→ **What the task requires**:
Pull out each line of the records holding the string "concentration".

→ **Data rows**:

----

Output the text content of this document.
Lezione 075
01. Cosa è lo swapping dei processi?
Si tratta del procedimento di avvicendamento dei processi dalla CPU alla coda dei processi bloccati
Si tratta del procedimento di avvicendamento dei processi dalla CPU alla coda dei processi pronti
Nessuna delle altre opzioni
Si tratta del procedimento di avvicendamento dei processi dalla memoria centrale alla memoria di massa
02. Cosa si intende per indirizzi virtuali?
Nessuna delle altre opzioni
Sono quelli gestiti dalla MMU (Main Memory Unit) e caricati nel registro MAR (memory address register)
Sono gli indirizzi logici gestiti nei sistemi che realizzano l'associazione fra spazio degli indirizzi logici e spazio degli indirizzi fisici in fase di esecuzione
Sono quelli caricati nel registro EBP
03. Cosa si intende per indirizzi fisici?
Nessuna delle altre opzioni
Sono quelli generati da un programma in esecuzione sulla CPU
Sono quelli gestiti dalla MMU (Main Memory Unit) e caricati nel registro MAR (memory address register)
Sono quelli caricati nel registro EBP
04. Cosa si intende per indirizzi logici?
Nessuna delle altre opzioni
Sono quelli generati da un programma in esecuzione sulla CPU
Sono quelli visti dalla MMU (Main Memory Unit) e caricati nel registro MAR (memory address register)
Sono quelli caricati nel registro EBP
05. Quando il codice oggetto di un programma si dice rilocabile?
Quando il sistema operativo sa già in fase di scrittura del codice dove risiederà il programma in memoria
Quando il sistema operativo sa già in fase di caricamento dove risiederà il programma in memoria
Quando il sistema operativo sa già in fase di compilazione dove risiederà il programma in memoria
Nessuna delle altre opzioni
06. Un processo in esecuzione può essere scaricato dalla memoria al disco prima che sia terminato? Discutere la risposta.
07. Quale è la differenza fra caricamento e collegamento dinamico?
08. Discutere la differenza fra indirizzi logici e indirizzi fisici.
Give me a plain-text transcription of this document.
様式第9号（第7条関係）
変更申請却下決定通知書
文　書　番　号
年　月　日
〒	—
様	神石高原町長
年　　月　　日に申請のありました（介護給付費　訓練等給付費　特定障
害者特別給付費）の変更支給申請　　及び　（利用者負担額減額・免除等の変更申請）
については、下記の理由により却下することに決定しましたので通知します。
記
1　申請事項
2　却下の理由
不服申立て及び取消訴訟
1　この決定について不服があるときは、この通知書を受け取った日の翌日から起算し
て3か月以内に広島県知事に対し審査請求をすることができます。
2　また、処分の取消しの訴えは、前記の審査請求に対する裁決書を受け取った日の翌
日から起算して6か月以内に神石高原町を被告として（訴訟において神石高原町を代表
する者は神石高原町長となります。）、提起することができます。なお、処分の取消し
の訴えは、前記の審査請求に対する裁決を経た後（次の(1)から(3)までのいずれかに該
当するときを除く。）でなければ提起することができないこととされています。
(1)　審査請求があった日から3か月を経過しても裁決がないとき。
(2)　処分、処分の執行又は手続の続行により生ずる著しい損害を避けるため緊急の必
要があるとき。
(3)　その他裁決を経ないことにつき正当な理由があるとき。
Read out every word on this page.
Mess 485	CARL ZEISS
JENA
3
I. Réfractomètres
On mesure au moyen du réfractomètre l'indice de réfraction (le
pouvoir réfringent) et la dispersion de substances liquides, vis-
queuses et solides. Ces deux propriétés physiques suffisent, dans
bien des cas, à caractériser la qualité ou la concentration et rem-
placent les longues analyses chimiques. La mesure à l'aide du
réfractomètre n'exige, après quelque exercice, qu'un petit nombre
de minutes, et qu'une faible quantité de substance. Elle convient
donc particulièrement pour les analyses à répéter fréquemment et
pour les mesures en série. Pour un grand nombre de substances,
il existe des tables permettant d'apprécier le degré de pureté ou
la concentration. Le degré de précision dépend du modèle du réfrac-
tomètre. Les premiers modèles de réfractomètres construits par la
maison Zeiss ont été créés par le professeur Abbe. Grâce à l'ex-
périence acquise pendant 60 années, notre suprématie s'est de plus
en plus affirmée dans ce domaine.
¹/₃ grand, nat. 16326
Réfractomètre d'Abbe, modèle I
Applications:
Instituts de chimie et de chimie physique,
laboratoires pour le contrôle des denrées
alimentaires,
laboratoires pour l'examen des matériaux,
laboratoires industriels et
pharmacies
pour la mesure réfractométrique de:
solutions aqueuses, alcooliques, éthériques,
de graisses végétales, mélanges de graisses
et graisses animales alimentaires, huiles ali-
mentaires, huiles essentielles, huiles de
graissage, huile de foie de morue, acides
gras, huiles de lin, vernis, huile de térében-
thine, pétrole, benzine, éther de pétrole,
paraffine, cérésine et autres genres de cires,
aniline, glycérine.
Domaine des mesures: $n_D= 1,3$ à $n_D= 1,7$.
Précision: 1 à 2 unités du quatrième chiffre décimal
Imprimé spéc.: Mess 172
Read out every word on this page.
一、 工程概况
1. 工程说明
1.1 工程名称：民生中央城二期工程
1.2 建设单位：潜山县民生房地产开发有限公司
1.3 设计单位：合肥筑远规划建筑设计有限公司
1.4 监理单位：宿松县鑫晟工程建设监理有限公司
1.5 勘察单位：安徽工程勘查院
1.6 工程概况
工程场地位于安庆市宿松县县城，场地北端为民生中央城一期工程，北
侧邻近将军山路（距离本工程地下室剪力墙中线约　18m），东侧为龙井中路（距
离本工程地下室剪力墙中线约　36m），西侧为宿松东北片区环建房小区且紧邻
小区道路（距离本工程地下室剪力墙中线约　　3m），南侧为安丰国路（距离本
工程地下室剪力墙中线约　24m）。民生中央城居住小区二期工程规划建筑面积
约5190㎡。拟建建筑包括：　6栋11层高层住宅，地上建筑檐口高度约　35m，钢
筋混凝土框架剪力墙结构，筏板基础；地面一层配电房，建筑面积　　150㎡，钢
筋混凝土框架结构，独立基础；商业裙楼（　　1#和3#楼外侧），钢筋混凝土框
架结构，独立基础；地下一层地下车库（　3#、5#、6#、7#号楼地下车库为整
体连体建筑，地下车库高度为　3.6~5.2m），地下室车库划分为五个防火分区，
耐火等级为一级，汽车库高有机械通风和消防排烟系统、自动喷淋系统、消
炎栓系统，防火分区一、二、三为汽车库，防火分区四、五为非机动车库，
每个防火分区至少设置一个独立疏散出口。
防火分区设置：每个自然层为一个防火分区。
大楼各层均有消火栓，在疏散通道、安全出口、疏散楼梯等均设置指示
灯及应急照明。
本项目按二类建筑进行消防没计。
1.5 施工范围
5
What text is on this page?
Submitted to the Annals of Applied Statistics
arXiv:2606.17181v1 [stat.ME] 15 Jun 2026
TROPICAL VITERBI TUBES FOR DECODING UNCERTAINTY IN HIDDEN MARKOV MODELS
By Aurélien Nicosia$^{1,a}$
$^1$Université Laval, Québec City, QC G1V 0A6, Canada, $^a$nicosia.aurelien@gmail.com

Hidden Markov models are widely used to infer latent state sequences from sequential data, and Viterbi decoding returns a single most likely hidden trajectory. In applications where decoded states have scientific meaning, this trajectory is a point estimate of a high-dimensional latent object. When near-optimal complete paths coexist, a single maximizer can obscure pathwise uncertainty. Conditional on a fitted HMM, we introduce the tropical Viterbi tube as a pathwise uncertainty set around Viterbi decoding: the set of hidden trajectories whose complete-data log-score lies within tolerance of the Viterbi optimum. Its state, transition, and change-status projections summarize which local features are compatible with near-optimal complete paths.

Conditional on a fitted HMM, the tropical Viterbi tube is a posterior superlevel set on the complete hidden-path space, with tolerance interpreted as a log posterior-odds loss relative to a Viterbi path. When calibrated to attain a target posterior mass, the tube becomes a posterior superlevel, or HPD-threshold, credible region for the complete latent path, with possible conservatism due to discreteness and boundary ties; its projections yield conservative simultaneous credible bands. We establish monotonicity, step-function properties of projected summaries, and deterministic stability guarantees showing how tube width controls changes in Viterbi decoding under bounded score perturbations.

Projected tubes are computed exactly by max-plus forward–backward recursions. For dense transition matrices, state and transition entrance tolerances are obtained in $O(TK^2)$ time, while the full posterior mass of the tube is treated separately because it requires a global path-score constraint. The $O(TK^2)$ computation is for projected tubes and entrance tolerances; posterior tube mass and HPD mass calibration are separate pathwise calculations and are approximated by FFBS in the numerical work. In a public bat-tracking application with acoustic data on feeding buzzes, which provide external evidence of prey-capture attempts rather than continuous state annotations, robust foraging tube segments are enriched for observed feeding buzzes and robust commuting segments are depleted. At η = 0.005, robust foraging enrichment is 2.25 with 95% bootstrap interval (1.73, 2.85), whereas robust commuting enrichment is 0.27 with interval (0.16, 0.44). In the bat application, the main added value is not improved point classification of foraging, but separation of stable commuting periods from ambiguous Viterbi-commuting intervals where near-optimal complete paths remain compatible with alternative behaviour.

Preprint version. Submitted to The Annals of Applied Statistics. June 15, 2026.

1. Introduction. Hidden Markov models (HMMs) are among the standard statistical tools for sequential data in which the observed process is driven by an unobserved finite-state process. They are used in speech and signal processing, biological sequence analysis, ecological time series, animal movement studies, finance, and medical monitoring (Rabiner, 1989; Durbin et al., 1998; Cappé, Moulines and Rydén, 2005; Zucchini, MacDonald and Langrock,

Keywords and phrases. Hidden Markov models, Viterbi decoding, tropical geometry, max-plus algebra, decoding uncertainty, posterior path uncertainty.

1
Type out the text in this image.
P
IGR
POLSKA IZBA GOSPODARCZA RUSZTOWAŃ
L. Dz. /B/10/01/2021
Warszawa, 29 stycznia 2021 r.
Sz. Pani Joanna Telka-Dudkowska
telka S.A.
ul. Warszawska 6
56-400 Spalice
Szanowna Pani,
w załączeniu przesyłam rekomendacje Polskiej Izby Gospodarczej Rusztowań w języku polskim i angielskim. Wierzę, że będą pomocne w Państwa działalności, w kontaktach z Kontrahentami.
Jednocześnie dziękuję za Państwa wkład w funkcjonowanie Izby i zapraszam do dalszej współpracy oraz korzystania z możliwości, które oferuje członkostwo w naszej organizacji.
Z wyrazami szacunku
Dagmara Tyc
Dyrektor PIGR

----

→ **Final result**:
bien des cas, à caractériser la qualité ou la concentration et rem-
la concentration. Le degré de précision dépend du modèle du réfrac-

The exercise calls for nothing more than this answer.